* _Exercise_
Using the entries that follow, collect the lines where the word "JSON" appears.

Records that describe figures
☆ ☆ ☆ ☆ ☆ ☆ ☆

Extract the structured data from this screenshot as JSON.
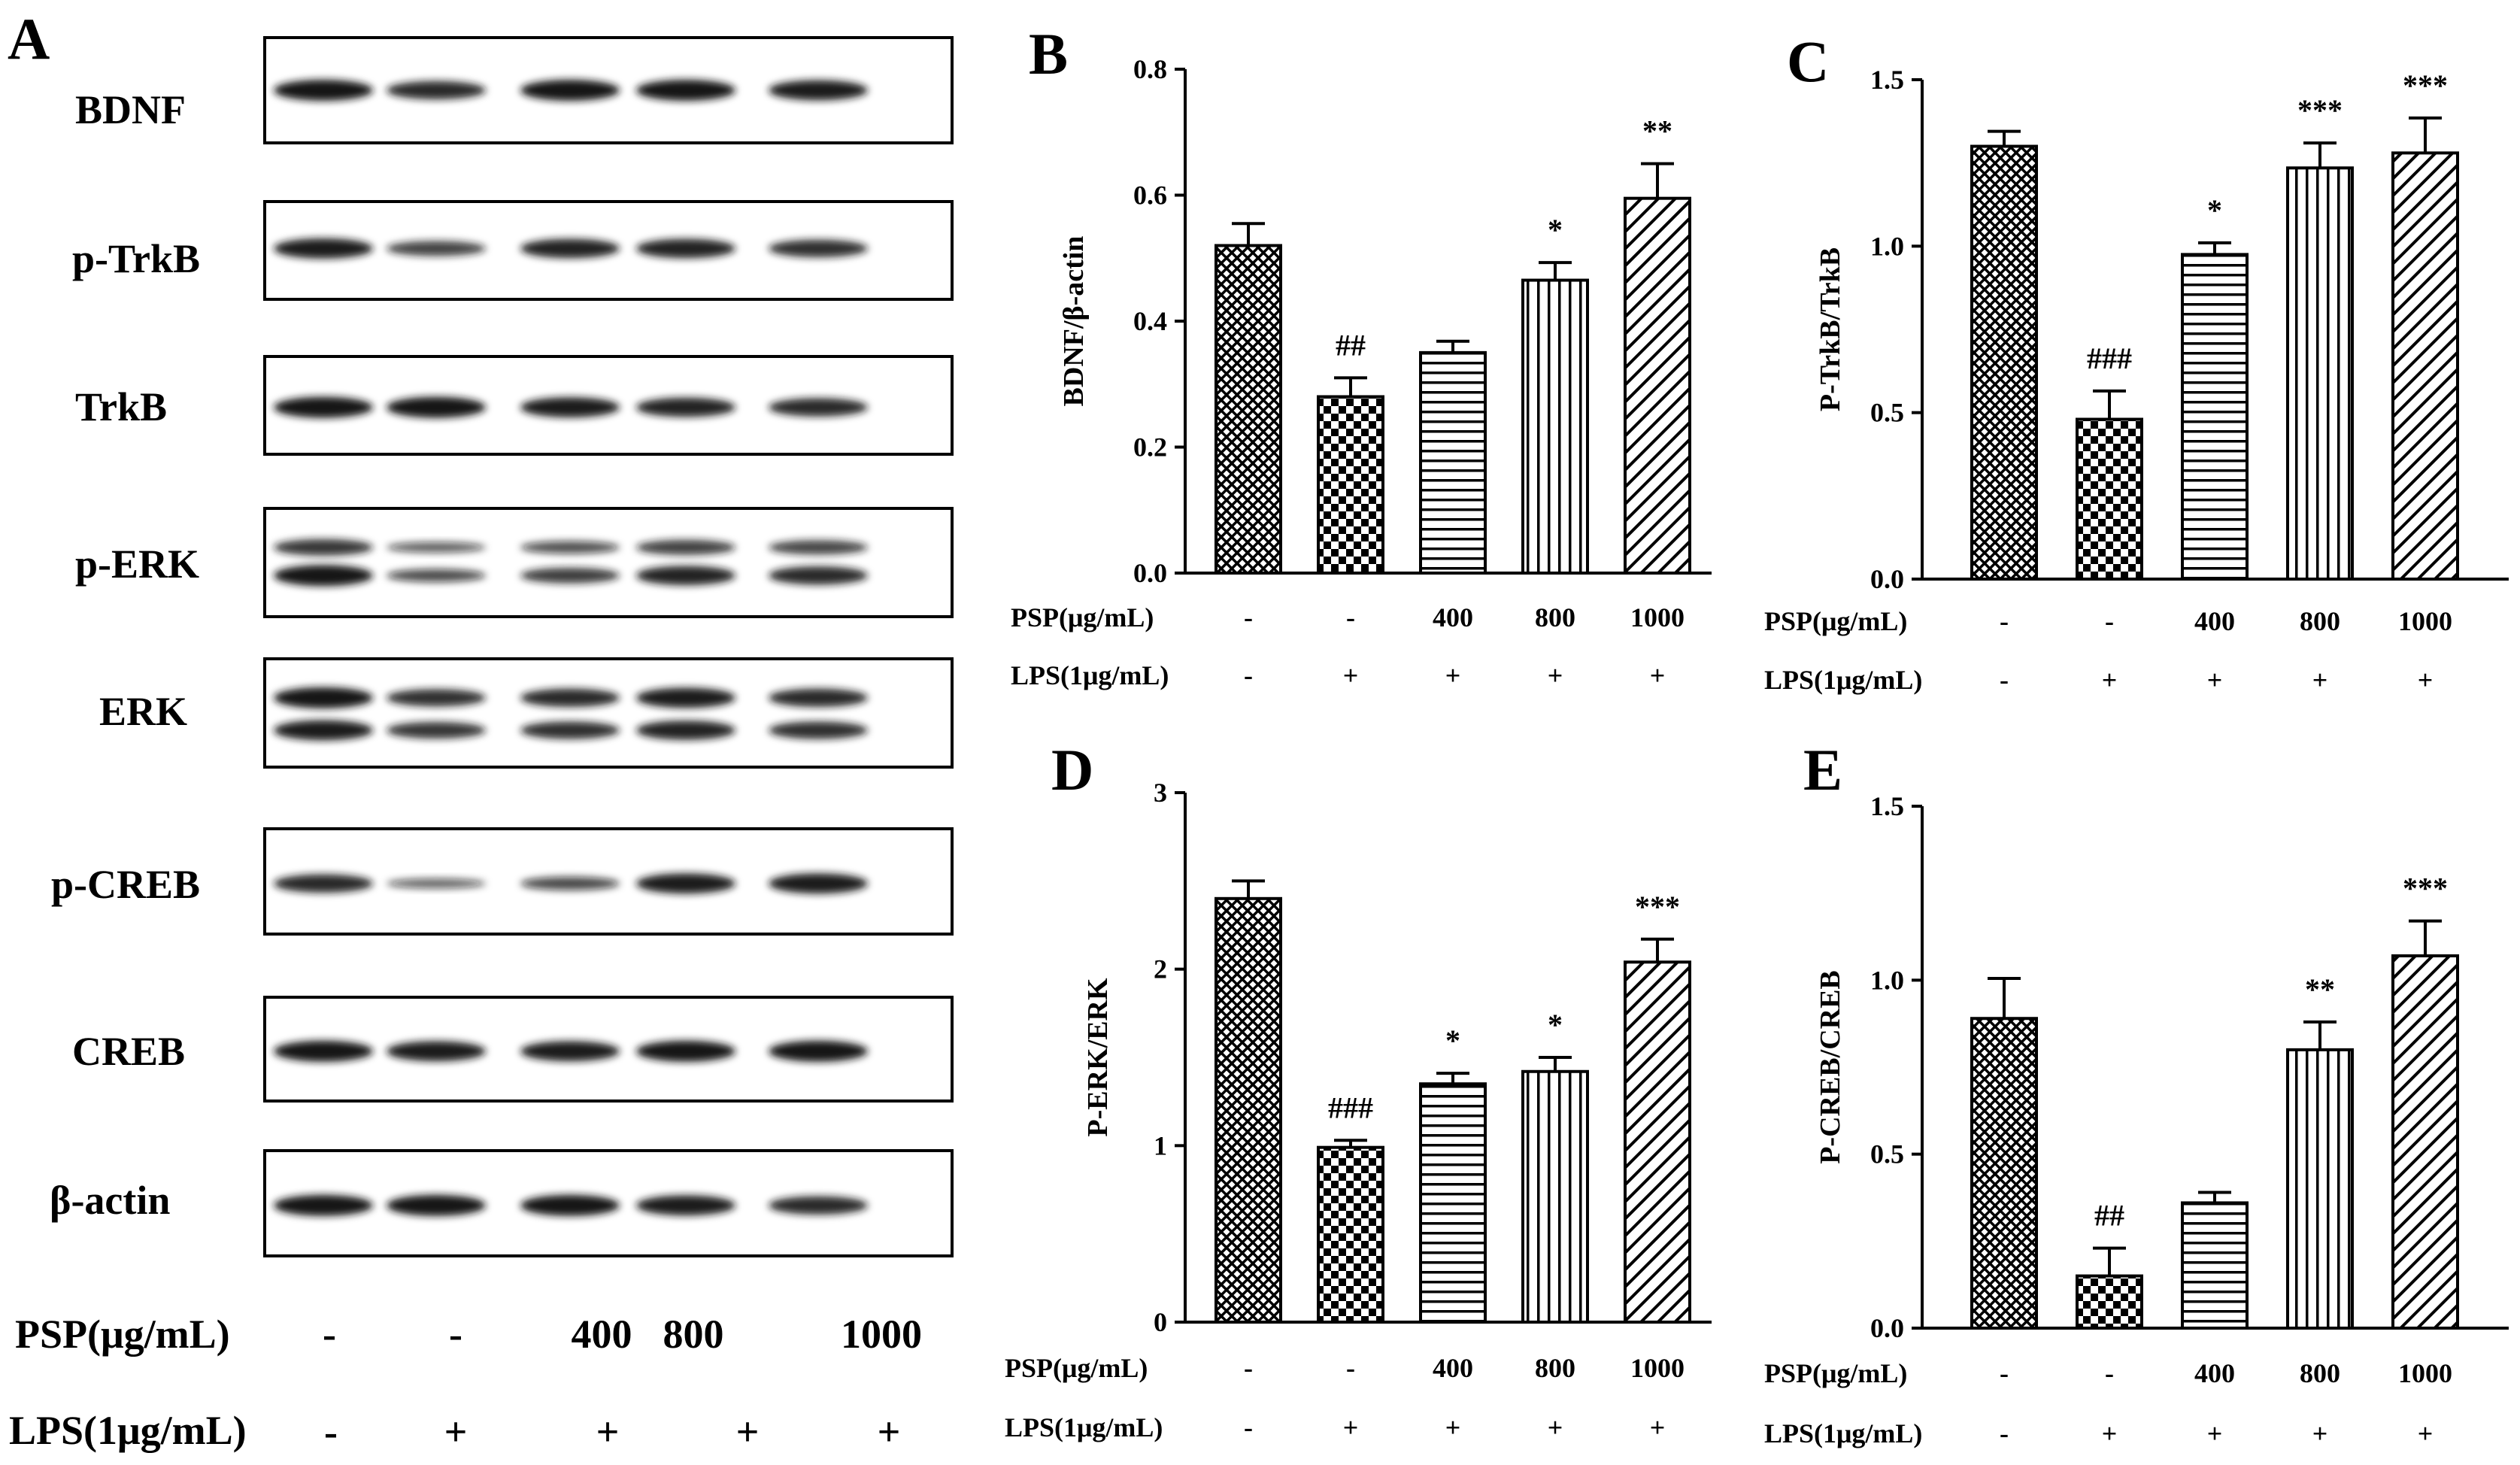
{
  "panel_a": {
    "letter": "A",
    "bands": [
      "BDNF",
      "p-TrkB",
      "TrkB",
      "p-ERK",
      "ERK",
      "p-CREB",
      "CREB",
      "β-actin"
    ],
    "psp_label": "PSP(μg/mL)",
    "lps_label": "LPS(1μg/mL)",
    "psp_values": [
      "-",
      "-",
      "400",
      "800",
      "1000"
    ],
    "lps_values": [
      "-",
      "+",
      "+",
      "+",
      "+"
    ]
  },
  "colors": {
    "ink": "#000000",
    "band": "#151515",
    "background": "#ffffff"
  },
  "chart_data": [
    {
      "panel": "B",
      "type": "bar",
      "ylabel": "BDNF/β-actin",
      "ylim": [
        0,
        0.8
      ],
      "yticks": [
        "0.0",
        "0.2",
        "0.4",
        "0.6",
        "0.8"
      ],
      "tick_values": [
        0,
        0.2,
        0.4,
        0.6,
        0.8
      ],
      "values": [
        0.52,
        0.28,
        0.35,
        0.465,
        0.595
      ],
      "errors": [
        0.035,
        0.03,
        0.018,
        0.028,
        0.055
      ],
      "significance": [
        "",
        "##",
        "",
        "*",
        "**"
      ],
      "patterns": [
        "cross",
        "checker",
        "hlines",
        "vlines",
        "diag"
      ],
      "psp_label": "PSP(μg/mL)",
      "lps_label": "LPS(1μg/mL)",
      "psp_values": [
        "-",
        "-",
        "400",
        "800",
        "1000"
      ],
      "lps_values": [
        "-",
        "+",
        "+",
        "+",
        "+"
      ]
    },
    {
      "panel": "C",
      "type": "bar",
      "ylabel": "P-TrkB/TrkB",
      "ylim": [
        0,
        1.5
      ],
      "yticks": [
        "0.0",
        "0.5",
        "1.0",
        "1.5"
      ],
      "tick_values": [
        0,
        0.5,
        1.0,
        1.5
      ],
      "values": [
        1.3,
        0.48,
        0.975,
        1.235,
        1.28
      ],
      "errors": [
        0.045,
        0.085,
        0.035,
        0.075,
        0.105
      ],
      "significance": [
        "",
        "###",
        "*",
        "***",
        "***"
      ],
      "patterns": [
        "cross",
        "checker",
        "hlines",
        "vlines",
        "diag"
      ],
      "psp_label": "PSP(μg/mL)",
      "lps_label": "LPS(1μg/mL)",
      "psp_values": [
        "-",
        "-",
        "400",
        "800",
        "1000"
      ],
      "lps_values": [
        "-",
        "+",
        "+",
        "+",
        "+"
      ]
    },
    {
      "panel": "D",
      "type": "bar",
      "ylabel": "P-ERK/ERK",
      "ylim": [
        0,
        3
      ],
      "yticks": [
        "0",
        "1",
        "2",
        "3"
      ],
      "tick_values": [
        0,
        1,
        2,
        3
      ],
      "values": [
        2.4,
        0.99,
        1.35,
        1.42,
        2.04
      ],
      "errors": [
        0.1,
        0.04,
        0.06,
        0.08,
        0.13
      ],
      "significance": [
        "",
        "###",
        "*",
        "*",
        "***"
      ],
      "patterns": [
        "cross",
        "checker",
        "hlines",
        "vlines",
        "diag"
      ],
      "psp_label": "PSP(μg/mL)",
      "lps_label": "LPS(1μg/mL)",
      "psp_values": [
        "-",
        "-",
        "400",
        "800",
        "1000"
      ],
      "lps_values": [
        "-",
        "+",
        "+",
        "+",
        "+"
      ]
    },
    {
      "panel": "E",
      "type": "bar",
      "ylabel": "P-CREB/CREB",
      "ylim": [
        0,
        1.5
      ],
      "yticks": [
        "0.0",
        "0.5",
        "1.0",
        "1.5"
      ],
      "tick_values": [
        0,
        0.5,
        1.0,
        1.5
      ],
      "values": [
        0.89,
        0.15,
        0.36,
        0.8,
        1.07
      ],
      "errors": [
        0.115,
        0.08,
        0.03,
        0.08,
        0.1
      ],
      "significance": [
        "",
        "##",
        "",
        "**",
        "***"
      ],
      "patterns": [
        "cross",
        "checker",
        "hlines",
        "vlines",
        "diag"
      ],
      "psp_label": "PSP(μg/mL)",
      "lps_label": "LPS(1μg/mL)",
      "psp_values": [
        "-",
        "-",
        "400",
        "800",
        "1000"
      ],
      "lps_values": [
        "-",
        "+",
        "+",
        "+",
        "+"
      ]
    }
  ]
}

☆ ☆ ☆ ☆ ☆ ☆ ☆

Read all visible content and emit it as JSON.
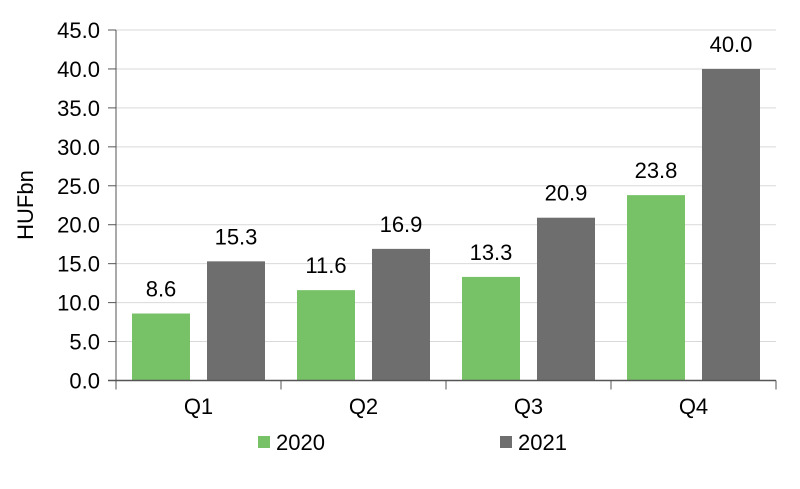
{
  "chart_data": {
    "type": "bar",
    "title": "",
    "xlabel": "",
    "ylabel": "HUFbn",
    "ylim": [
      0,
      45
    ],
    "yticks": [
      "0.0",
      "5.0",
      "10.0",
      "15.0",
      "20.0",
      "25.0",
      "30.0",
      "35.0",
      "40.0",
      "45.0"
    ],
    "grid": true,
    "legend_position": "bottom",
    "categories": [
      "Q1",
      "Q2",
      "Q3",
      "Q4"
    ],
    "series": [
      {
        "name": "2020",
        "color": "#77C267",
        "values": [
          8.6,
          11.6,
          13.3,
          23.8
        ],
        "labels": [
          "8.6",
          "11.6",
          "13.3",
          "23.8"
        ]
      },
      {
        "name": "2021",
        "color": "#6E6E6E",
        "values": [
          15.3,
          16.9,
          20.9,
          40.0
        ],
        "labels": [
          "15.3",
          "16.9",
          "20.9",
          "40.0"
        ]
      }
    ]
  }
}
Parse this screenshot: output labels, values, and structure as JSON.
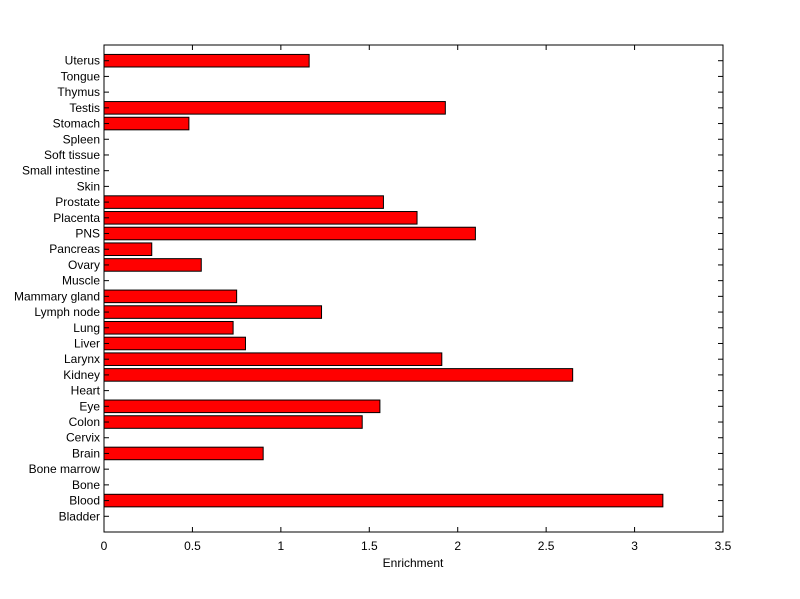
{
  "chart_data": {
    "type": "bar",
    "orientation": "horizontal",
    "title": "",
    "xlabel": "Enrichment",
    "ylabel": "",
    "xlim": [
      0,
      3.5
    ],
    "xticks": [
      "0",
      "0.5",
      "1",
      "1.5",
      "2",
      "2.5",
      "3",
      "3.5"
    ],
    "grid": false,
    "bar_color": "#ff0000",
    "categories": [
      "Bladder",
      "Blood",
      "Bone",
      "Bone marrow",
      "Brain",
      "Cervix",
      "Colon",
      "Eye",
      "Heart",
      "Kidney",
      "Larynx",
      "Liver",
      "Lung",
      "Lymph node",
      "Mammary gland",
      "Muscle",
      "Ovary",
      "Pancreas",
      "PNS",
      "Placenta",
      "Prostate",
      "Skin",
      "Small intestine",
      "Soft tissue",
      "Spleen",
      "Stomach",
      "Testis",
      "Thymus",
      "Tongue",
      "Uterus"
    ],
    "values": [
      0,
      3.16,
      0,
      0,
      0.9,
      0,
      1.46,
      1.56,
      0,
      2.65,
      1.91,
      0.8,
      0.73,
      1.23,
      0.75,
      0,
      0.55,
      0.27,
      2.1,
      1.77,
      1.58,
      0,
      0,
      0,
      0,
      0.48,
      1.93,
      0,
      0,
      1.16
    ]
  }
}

☆ ☆ ☆ ☆ ☆ ☆ ☆

* _Output below_
Extract the structured data from this screenshot as JSON.
Read all visible content and emit it as JSON.
Parse this screenshot: output labels, values, and structure as JSON.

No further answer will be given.